EXERCISE REQUIREMENTS: Output every line of the material exactly, omitting images.

DATA:
------------------------------

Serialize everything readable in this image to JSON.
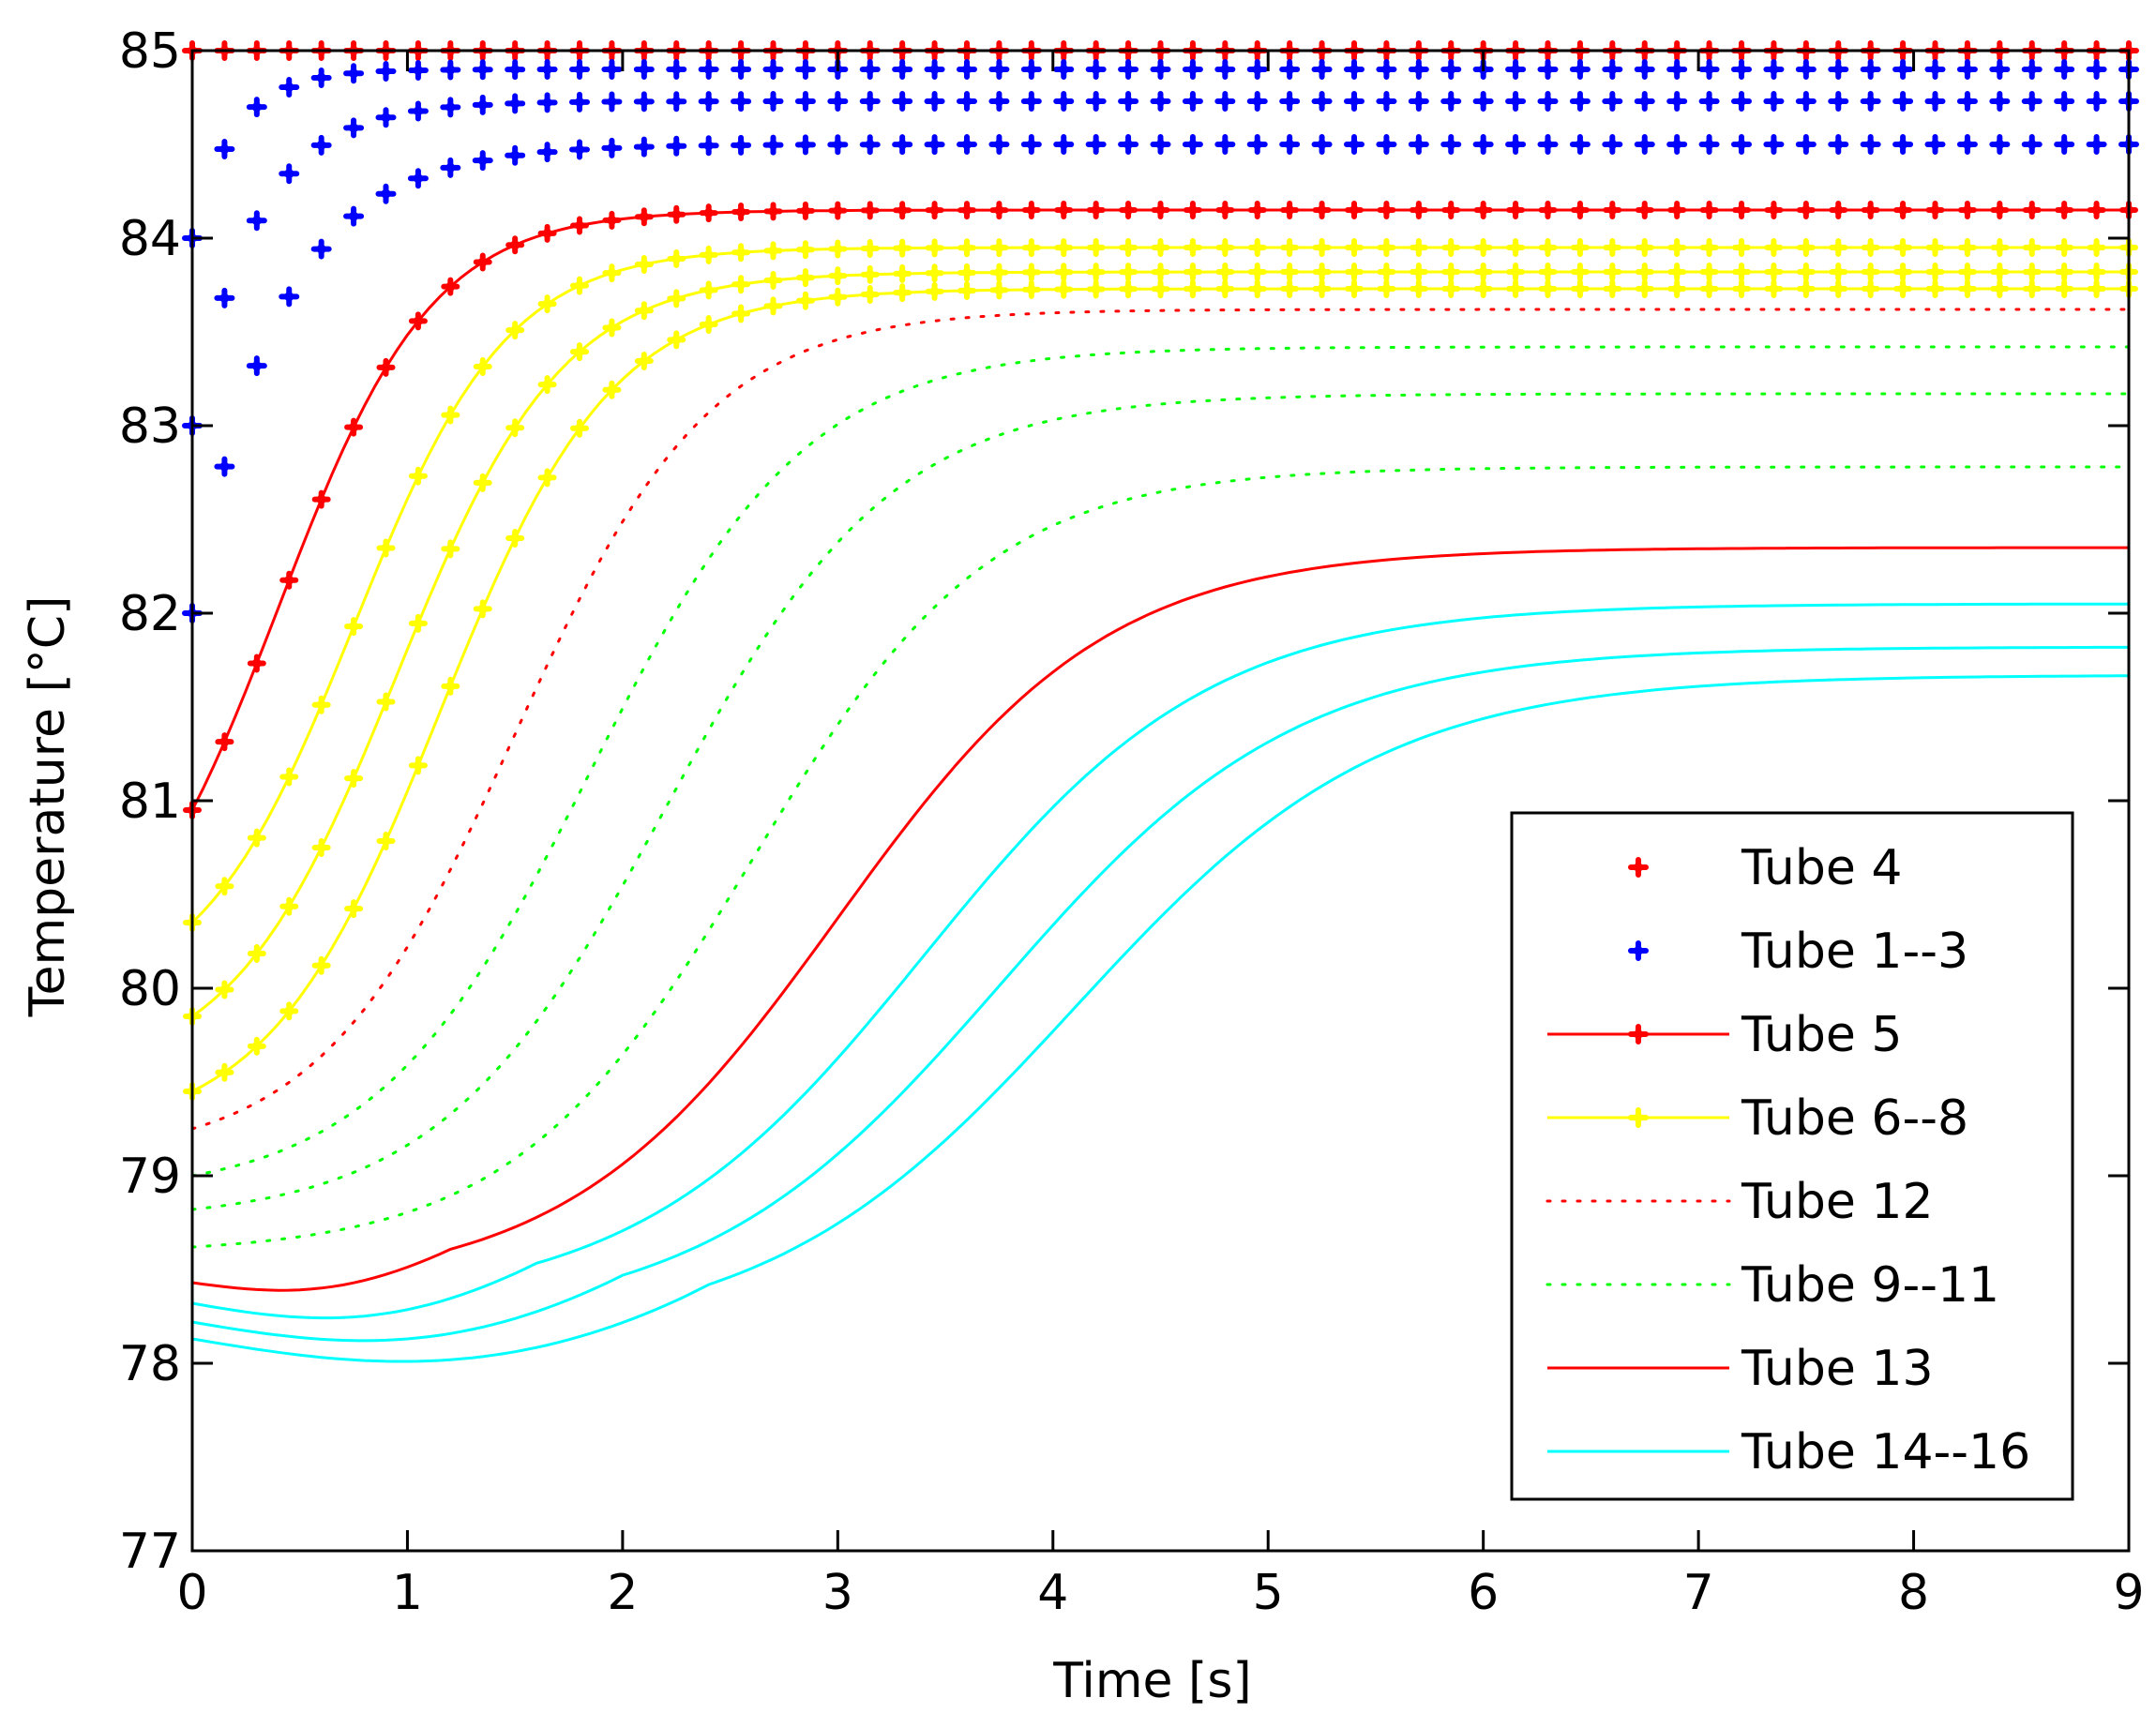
{
  "chart_data": {
    "type": "line",
    "title": "",
    "xlabel": "Time [s]",
    "ylabel": "Temperature [°C]",
    "xlim": [
      0,
      9
    ],
    "ylim": [
      77,
      85
    ],
    "xticks": [
      0,
      1,
      2,
      3,
      4,
      5,
      6,
      7,
      8,
      9
    ],
    "yticks": [
      77,
      78,
      79,
      80,
      81,
      82,
      83,
      84,
      85
    ],
    "xtick_labels": [
      "0",
      "1",
      "2",
      "3",
      "4",
      "5",
      "6",
      "7",
      "8",
      "9"
    ],
    "ytick_labels": [
      "77",
      "78",
      "79",
      "80",
      "81",
      "82",
      "83",
      "84",
      "85"
    ],
    "grid": false,
    "legend_position": "bottom-right",
    "series": [
      {
        "name": "Tube 4",
        "style": "markers",
        "color": "#ff0000",
        "curves": [
          {
            "y0": 85.0,
            "yinf": 85.0,
            "shape": "exp",
            "tau": 0.3
          }
        ]
      },
      {
        "name": "Tube 1--3",
        "style": "markers",
        "color": "#0000ff",
        "curves": [
          {
            "y0": 84.0,
            "yinf": 84.9,
            "shape": "exp",
            "tau": 0.2
          },
          {
            "y0": 83.0,
            "yinf": 84.73,
            "shape": "exp",
            "tau": 0.3
          },
          {
            "y0": 82.0,
            "yinf": 84.5,
            "shape": "exp",
            "tau": 0.4
          }
        ]
      },
      {
        "name": "Tube 5",
        "style": "line-markers",
        "color": "#ff0000",
        "curves": [
          {
            "y0": 80.95,
            "yinf": 84.15,
            "shape": "sig",
            "t0": 0.4,
            "k": 2.8
          }
        ]
      },
      {
        "name": "Tube 6--8",
        "style": "line-markers",
        "color": "#ffff00",
        "curves": [
          {
            "y0": 80.35,
            "yinf": 83.95,
            "shape": "sig",
            "t0": 0.75,
            "k": 2.8
          },
          {
            "y0": 79.85,
            "yinf": 83.82,
            "shape": "sig",
            "t0": 0.95,
            "k": 2.6
          },
          {
            "y0": 79.45,
            "yinf": 83.73,
            "shape": "sig",
            "t0": 1.15,
            "k": 2.5
          }
        ]
      },
      {
        "name": "Tube 12",
        "style": "dotted",
        "color": "#ff0000",
        "curves": [
          {
            "y0": 79.25,
            "yinf": 83.62,
            "shape": "sig",
            "t0": 1.5,
            "k": 2.2
          }
        ]
      },
      {
        "name": "Tube 9--11",
        "style": "dotted",
        "color": "#00ff00",
        "curves": [
          {
            "y0": 79.0,
            "yinf": 83.42,
            "shape": "sig",
            "t0": 1.85,
            "k": 2.0
          },
          {
            "y0": 78.82,
            "yinf": 83.17,
            "shape": "sig",
            "t0": 2.2,
            "k": 1.9
          },
          {
            "y0": 78.62,
            "yinf": 82.78,
            "shape": "sig",
            "t0": 2.6,
            "k": 1.8
          }
        ]
      },
      {
        "name": "Tube 13",
        "style": "solid",
        "color": "#ff0000",
        "curves": [
          {
            "y0": 78.43,
            "yinf": 82.35,
            "shape": "sig",
            "t0": 3.0,
            "k": 1.6,
            "dip": 0.08,
            "tdip": 0.6
          }
        ]
      },
      {
        "name": "Tube 14--16",
        "style": "solid",
        "color": "#00ffff",
        "curves": [
          {
            "y0": 78.32,
            "yinf": 82.05,
            "shape": "sig",
            "t0": 3.4,
            "k": 1.5,
            "dip": 0.12,
            "tdip": 0.8
          },
          {
            "y0": 78.22,
            "yinf": 81.82,
            "shape": "sig",
            "t0": 3.75,
            "k": 1.45,
            "dip": 0.14,
            "tdip": 1.0
          },
          {
            "y0": 78.13,
            "yinf": 81.67,
            "shape": "sig",
            "t0": 4.1,
            "k": 1.4,
            "dip": 0.16,
            "tdip": 1.2
          }
        ]
      }
    ]
  }
}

------------------------------

RESULT FOR THIS EXERCISE:
Serialize everything readable in this image to JSON.
{
  "chart_data": {
    "type": "line",
    "title": "",
    "xlabel": "Time [s]",
    "ylabel": "Temperature [°C]",
    "xlim": [
      0,
      9
    ],
    "ylim": [
      77,
      85
    ],
    "xticks": [
      0,
      1,
      2,
      3,
      4,
      5,
      6,
      7,
      8,
      9
    ],
    "yticks": [
      77,
      78,
      79,
      80,
      81,
      82,
      83,
      84,
      85
    ],
    "xtick_labels": [
      "0",
      "1",
      "2",
      "3",
      "4",
      "5",
      "6",
      "7",
      "8",
      "9"
    ],
    "ytick_labels": [
      "77",
      "78",
      "79",
      "80",
      "81",
      "82",
      "83",
      "84",
      "85"
    ],
    "grid": false,
    "legend_position": "bottom-right",
    "series": [
      {
        "name": "Tube 4",
        "style": "markers",
        "color": "#ff0000",
        "curves": [
          {
            "y0": 85.0,
            "yinf": 85.0,
            "shape": "exp",
            "tau": 0.3
          }
        ]
      },
      {
        "name": "Tube 1--3",
        "style": "markers",
        "color": "#0000ff",
        "curves": [
          {
            "y0": 84.0,
            "yinf": 84.9,
            "shape": "exp",
            "tau": 0.2
          },
          {
            "y0": 83.0,
            "yinf": 84.73,
            "shape": "exp",
            "tau": 0.3
          },
          {
            "y0": 82.0,
            "yinf": 84.5,
            "shape": "exp",
            "tau": 0.4
          }
        ]
      },
      {
        "name": "Tube 5",
        "style": "line-markers",
        "color": "#ff0000",
        "curves": [
          {
            "y0": 80.95,
            "yinf": 84.15,
            "shape": "sig",
            "t0": 0.4,
            "k": 2.8
          }
        ]
      },
      {
        "name": "Tube 6--8",
        "style": "line-markers",
        "color": "#ffff00",
        "curves": [
          {
            "y0": 80.35,
            "yinf": 83.95,
            "shape": "sig",
            "t0": 0.75,
            "k": 2.8
          },
          {
            "y0": 79.85,
            "yinf": 83.82,
            "shape": "sig",
            "t0": 0.95,
            "k": 2.6
          },
          {
            "y0": 79.45,
            "yinf": 83.73,
            "shape": "sig",
            "t0": 1.15,
            "k": 2.5
          }
        ]
      },
      {
        "name": "Tube 12",
        "style": "dotted",
        "color": "#ff0000",
        "curves": [
          {
            "y0": 79.25,
            "yinf": 83.62,
            "shape": "sig",
            "t0": 1.5,
            "k": 2.2
          }
        ]
      },
      {
        "name": "Tube 9--11",
        "style": "dotted",
        "color": "#00ff00",
        "curves": [
          {
            "y0": 79.0,
            "yinf": 83.42,
            "shape": "sig",
            "t0": 1.85,
            "k": 2.0
          },
          {
            "y0": 78.82,
            "yinf": 83.17,
            "shape": "sig",
            "t0": 2.2,
            "k": 1.9
          },
          {
            "y0": 78.62,
            "yinf": 82.78,
            "shape": "sig",
            "t0": 2.6,
            "k": 1.8
          }
        ]
      },
      {
        "name": "Tube 13",
        "style": "solid",
        "color": "#ff0000",
        "curves": [
          {
            "y0": 78.43,
            "yinf": 82.35,
            "shape": "sig",
            "t0": 3.0,
            "k": 1.6,
            "dip": 0.08,
            "tdip": 0.6
          }
        ]
      },
      {
        "name": "Tube 14--16",
        "style": "solid",
        "color": "#00ffff",
        "curves": [
          {
            "y0": 78.32,
            "yinf": 82.05,
            "shape": "sig",
            "t0": 3.4,
            "k": 1.5,
            "dip": 0.12,
            "tdip": 0.8
          },
          {
            "y0": 78.22,
            "yinf": 81.82,
            "shape": "sig",
            "t0": 3.75,
            "k": 1.45,
            "dip": 0.14,
            "tdip": 1.0
          },
          {
            "y0": 78.13,
            "yinf": 81.67,
            "shape": "sig",
            "t0": 4.1,
            "k": 1.4,
            "dip": 0.16,
            "tdip": 1.2
          }
        ]
      }
    ]
  }
}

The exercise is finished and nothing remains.